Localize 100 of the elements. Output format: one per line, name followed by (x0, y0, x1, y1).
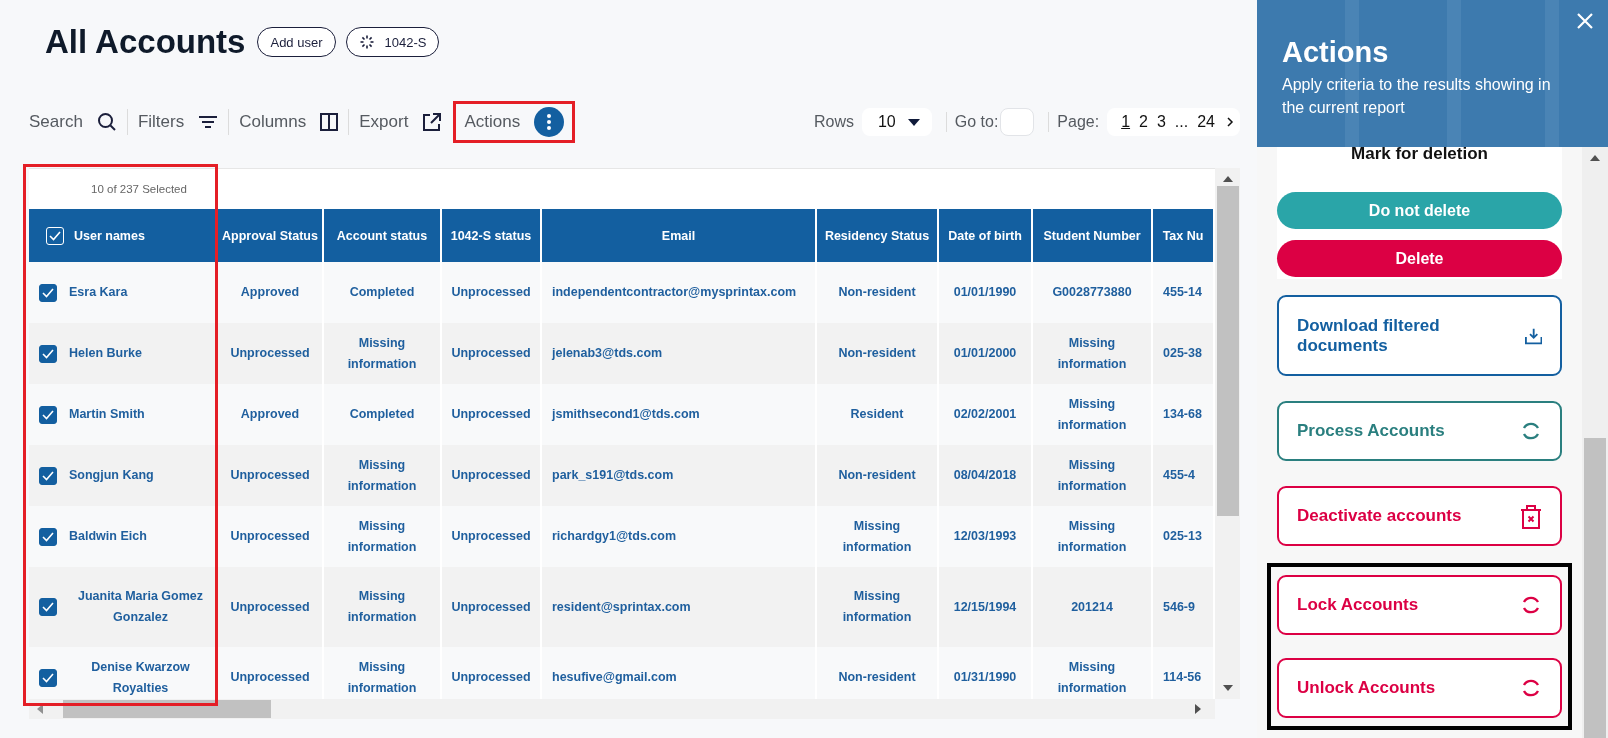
column-header[interactable]: Residency Status (817, 209, 939, 262)
go-to-label: Go to: (954, 113, 999, 131)
table-cell: Unprocessed (442, 445, 542, 506)
table-cell: richardgy1@tds.com (542, 506, 817, 567)
user-name[interactable]: Helen Burke (69, 343, 142, 364)
header-button[interactable]: Add user (257, 27, 336, 57)
toolbar-button[interactable]: Export (349, 112, 452, 132)
row-checkbox[interactable] (39, 344, 57, 363)
table-cell: 455-4 (1153, 445, 1215, 506)
vertical-scrollbar[interactable] (1215, 168, 1240, 699)
download-icon (1524, 326, 1542, 345)
header-button[interactable]: 1042-S (345, 27, 440, 57)
panel-subtitle: Apply criteria to the results showing in the current report (1282, 75, 1552, 118)
row-checkbox[interactable] (39, 466, 57, 485)
actions-button[interactable]: Actions (464, 107, 565, 137)
table-cell: Non-resident (817, 323, 939, 384)
action-button[interactable]: Unlock Accounts (1277, 658, 1562, 718)
table-cell: 455-14 (1153, 262, 1215, 323)
next-page-icon[interactable] (1224, 116, 1236, 128)
column-header[interactable]: Email (542, 209, 817, 262)
panel-title: Actions (1282, 36, 1390, 69)
table-cell: 546-9 (1153, 567, 1215, 647)
row-checkbox[interactable] (39, 405, 57, 424)
page-link[interactable]: 1 (1121, 113, 1131, 131)
action-button[interactable]: Deactivate accounts (1277, 486, 1562, 546)
horizontal-scrollbar[interactable] (29, 699, 1215, 719)
table-cell: Missing information (1033, 647, 1153, 699)
table-cell: Missing information (324, 323, 442, 384)
table-cell: Missing information (1033, 384, 1153, 445)
deletion-button[interactable]: Delete (1277, 240, 1562, 277)
table-cell: Unprocessed (218, 567, 324, 647)
table-cell: independentcontractor@mysprintax.com (542, 262, 817, 323)
column-header[interactable]: 1042-S status (442, 209, 542, 262)
table-cell: resident@sprintax.com (542, 567, 817, 647)
action-button[interactable]: Lock Accounts (1277, 575, 1562, 635)
table-cell: Approved (218, 384, 324, 445)
table-cell: Missing information (817, 567, 939, 647)
rows-select[interactable]: 10 (861, 108, 932, 136)
page-link[interactable]: 2 (1139, 113, 1148, 131)
column-header[interactable]: Account status (324, 209, 442, 262)
row-checkbox[interactable] (39, 598, 57, 616)
table-cell: Missing information (324, 506, 442, 567)
table-cell: Completed (324, 384, 442, 445)
table-cell: 025-38 (1153, 323, 1215, 384)
table-cell: Missing information (1033, 506, 1153, 567)
column-header[interactable]: Date of birth (939, 209, 1033, 262)
table-cell: 114-56 (1153, 647, 1215, 699)
page-link[interactable]: 24 (1197, 113, 1215, 131)
table-cell: Missing information (324, 647, 442, 699)
table-cell: Missing information (1033, 323, 1153, 384)
page-link[interactable]: ... (1174, 113, 1189, 131)
go-to-field[interactable] (1000, 108, 1035, 136)
row-checkbox[interactable] (39, 283, 57, 302)
table-cell: 01/31/1990 (939, 647, 1033, 699)
loading-ring-icon (1520, 677, 1542, 699)
table-cell: jsmithsecond1@tds.com (542, 384, 817, 445)
search-icon (96, 112, 117, 132)
table-cell: 01/01/2000 (939, 323, 1033, 384)
table-cell: 08/04/2018 (939, 445, 1033, 506)
table-cell: Missing information (324, 567, 442, 647)
table-cell: 12/03/1993 (939, 506, 1033, 567)
user-name[interactable]: Martin Smith (69, 404, 145, 425)
table-cell: Missing information (324, 445, 442, 506)
selection-count: 10 of 237 Selected (91, 183, 187, 195)
table-cell: Resident (817, 384, 939, 445)
row-checkbox[interactable] (39, 668, 57, 687)
toolbar-button[interactable]: Search (29, 112, 127, 132)
filter-icon (198, 115, 219, 129)
toolbar-button[interactable]: Filters (127, 112, 229, 132)
table-cell: Unprocessed (442, 506, 542, 567)
user-name[interactable]: Esra Kara (69, 282, 128, 303)
table-cell: Missing information (817, 506, 939, 567)
table-cell: Unprocessed (218, 647, 324, 699)
panel-scrollbar[interactable] (1582, 147, 1608, 738)
toolbar-button[interactable]: Columns (229, 112, 349, 132)
column-header[interactable]: Student Number (1033, 209, 1153, 262)
column-header[interactable]: Approval Status (218, 209, 324, 262)
more-icon (534, 107, 565, 137)
column-header[interactable]: User names (74, 228, 145, 243)
action-button[interactable]: Process Accounts (1277, 401, 1562, 461)
table-cell: G0028773880 (1033, 262, 1153, 323)
page-link[interactable]: 3 (1156, 113, 1166, 131)
table-cell: Unprocessed (442, 647, 542, 699)
user-name[interactable]: Songjun Kang (69, 465, 154, 486)
table-cell: Completed (324, 262, 442, 323)
section-title: Mark for deletion (1351, 144, 1488, 163)
loading-icon (358, 34, 375, 50)
table-cell: 201214 (1033, 567, 1153, 647)
action-button[interactable]: Download filtered documents (1277, 295, 1562, 376)
user-name[interactable]: Baldwin Eich (69, 526, 147, 547)
page-title: All Accounts (45, 23, 246, 61)
caret-icon (907, 118, 920, 126)
column-header[interactable]: Tax Nu (1153, 209, 1215, 262)
row-checkbox[interactable] (39, 527, 57, 546)
table-cell: Missing information (1033, 445, 1153, 506)
loading-ring-icon (1520, 420, 1542, 442)
table-cell: Non-resident (817, 647, 939, 699)
table-cell: 025-13 (1153, 506, 1215, 567)
select-all-checkbox[interactable] (46, 226, 64, 245)
table-cell: jelenab3@tds.com (542, 323, 817, 384)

- Task goal
Print the entire listing above verbatim, line by line, omitting the pictures.

- Problem solution
Localize 100 of the elements. Output format: one per line, name followed by (x0, y0, x1, y1).
column-header[interactable]: Residency Status (817, 209, 939, 262)
go-to-label: Go to: (954, 113, 999, 131)
table-cell: Unprocessed (442, 445, 542, 506)
table-cell: richardgy1@tds.com (542, 506, 817, 567)
user-name[interactable]: Helen Burke (69, 343, 142, 364)
header-button[interactable]: Add user (257, 27, 336, 57)
toolbar-button[interactable]: Export (349, 112, 452, 132)
row-checkbox[interactable] (39, 344, 57, 363)
table-cell: 455-4 (1153, 445, 1215, 506)
vertical-scrollbar[interactable] (1215, 168, 1240, 699)
download-icon (1524, 326, 1542, 345)
header-button[interactable]: 1042-S (345, 27, 440, 57)
panel-subtitle: Apply criteria to the results showing in the current report (1282, 75, 1552, 118)
row-checkbox[interactable] (39, 466, 57, 485)
actions-button[interactable]: Actions (464, 107, 565, 137)
table-cell: Non-resident (817, 323, 939, 384)
action-button[interactable]: Unlock Accounts (1277, 658, 1562, 718)
table-cell: 455-14 (1153, 262, 1215, 323)
next-page-icon[interactable] (1224, 116, 1236, 128)
column-header[interactable]: Email (542, 209, 817, 262)
panel-title: Actions (1282, 36, 1390, 69)
table-cell: 546-9 (1153, 567, 1215, 647)
row-checkbox[interactable] (39, 405, 57, 424)
page-link[interactable]: 1 (1121, 113, 1131, 131)
action-button[interactable]: Deactivate accounts (1277, 486, 1562, 546)
horizontal-scrollbar[interactable] (29, 699, 1215, 719)
table-cell: Missing information (1033, 647, 1153, 699)
table-cell: Missing information (324, 323, 442, 384)
table-cell: Missing information (1033, 384, 1153, 445)
deletion-button[interactable]: Delete (1277, 240, 1562, 277)
table-cell: Unprocessed (218, 567, 324, 647)
table-cell: independentcontractor@mysprintax.com (542, 262, 817, 323)
column-header[interactable]: 1042-S status (442, 209, 542, 262)
table-cell: resident@sprintax.com (542, 567, 817, 647)
action-button[interactable]: Lock Accounts (1277, 575, 1562, 635)
table-cell: Approved (218, 384, 324, 445)
table-cell: Missing information (817, 567, 939, 647)
rows-select[interactable]: 10 (861, 108, 932, 136)
page-link[interactable]: 2 (1139, 113, 1148, 131)
column-header[interactable]: Account status (324, 209, 442, 262)
row-checkbox[interactable] (39, 598, 57, 616)
table-cell: Missing information (324, 506, 442, 567)
table-cell: Completed (324, 384, 442, 445)
table-cell: 025-38 (1153, 323, 1215, 384)
table-cell: Missing information (1033, 506, 1153, 567)
column-header[interactable]: Date of birth (939, 209, 1033, 262)
table-cell: 114-56 (1153, 647, 1215, 699)
page-link[interactable]: 24 (1197, 113, 1215, 131)
table-cell: Missing information (324, 647, 442, 699)
table-cell: Missing information (1033, 323, 1153, 384)
page-link[interactable]: ... (1174, 113, 1189, 131)
go-to-field[interactable] (1000, 108, 1035, 136)
row-checkbox[interactable] (39, 283, 57, 302)
table-cell: 01/31/1990 (939, 647, 1033, 699)
loading-ring-icon (1520, 677, 1542, 699)
table-cell: jsmithsecond1@tds.com (542, 384, 817, 445)
search-icon (96, 112, 117, 132)
table-cell: 01/01/2000 (939, 323, 1033, 384)
table-cell: 08/04/2018 (939, 445, 1033, 506)
table-cell: Missing information (324, 567, 442, 647)
table-cell: 12/03/1993 (939, 506, 1033, 567)
user-name[interactable]: Martin Smith (69, 404, 145, 425)
table-cell: Missing information (324, 445, 442, 506)
selection-count: 10 of 237 Selected (91, 183, 187, 195)
table-cell: Resident (817, 384, 939, 445)
row-checkbox[interactable] (39, 668, 57, 687)
toolbar-button[interactable]: Search (29, 112, 127, 132)
filter-icon (198, 115, 219, 129)
toolbar-button[interactable]: Filters (127, 112, 229, 132)
table-cell: Unprocessed (442, 506, 542, 567)
user-name[interactable]: Esra Kara (69, 282, 128, 303)
table-cell: Missing information (817, 506, 939, 567)
table-cell: Unprocessed (218, 647, 324, 699)
panel-scrollbar[interactable] (1582, 147, 1608, 738)
toolbar-button[interactable]: Columns (229, 112, 349, 132)
column-header[interactable]: Student Number (1033, 209, 1153, 262)
column-header[interactable]: Approval Status (218, 209, 324, 262)
more-icon (534, 107, 565, 137)
column-header[interactable]: User names (74, 228, 145, 243)
action-button[interactable]: Process Accounts (1277, 401, 1562, 461)
table-cell: G0028773880 (1033, 262, 1153, 323)
page-link[interactable]: 3 (1156, 113, 1166, 131)
table-cell: Unprocessed (442, 647, 542, 699)
user-name[interactable]: Songjun Kang (69, 465, 154, 486)
table-cell: Completed (324, 262, 442, 323)
section-title: Mark for deletion (1351, 144, 1488, 163)
loading-icon (358, 34, 375, 50)
table-cell: 201214 (1033, 567, 1153, 647)
action-button[interactable]: Download filtered documents (1277, 295, 1562, 376)
user-name[interactable]: Baldwin Eich (69, 526, 147, 547)
page-title: All Accounts (45, 23, 246, 61)
caret-icon (907, 118, 920, 126)
column-header[interactable]: Tax Nu (1153, 209, 1215, 262)
row-checkbox[interactable] (39, 527, 57, 546)
table-cell: Missing information (1033, 445, 1153, 506)
loading-ring-icon (1520, 420, 1542, 442)
table-cell: Non-resident (817, 647, 939, 699)
table-cell: 025-13 (1153, 506, 1215, 567)
select-all-checkbox[interactable] (46, 226, 64, 245)
table-cell: jelenab3@tds.com (542, 323, 817, 384)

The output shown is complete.